AIM:
Copy each line below that contains "PARI".

MATERIAL FOR THIS EXERCISE:
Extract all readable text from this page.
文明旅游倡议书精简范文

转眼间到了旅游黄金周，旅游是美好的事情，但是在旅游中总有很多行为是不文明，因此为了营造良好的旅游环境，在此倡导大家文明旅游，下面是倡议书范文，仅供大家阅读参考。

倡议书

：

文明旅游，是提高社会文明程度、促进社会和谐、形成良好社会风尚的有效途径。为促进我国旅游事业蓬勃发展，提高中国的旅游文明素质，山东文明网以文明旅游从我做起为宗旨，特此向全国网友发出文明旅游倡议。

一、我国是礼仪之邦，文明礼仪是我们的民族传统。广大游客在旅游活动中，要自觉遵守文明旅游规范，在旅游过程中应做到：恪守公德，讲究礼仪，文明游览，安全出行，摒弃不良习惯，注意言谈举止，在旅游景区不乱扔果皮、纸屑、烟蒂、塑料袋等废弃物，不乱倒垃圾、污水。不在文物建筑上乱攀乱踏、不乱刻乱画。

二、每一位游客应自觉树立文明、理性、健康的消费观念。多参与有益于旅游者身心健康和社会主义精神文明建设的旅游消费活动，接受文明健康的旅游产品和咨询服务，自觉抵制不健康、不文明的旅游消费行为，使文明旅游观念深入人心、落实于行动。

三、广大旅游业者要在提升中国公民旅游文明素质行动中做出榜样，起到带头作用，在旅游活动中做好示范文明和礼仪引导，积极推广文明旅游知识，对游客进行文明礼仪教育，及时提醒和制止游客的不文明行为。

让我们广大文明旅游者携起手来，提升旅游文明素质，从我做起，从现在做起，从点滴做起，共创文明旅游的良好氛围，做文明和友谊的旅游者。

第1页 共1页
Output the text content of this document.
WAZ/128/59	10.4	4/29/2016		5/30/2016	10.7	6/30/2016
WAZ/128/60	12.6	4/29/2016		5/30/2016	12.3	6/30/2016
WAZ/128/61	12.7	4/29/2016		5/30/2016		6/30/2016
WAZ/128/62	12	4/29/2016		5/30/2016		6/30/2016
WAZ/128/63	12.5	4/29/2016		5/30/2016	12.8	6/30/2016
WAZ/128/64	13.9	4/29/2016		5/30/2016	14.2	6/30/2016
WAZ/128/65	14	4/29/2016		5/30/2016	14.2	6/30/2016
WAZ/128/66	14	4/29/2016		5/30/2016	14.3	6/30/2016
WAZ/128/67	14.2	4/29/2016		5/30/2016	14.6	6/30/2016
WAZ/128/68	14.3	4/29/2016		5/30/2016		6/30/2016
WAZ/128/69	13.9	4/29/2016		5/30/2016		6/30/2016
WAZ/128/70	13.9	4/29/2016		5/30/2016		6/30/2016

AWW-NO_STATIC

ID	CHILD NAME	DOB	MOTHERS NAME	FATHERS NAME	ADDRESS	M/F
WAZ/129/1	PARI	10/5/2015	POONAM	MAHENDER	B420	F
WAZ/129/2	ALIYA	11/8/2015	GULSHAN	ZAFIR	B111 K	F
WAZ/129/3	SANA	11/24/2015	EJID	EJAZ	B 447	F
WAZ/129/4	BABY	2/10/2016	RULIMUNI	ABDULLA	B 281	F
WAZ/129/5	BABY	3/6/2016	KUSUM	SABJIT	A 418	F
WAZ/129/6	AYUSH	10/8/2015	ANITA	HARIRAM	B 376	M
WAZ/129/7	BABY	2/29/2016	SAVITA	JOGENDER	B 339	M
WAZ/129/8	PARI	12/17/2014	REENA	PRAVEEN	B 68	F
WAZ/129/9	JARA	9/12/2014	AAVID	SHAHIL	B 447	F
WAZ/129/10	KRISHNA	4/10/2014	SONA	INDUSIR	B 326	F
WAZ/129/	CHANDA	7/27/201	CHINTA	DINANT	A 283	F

FINAL ANSWER:
WAZ/129/1	PARI	10/5/2015	POONAM	MAHENDER	B420	F
WAZ/129/8	PARI	12/17/2014	REENA	PRAVEEN	B 68	F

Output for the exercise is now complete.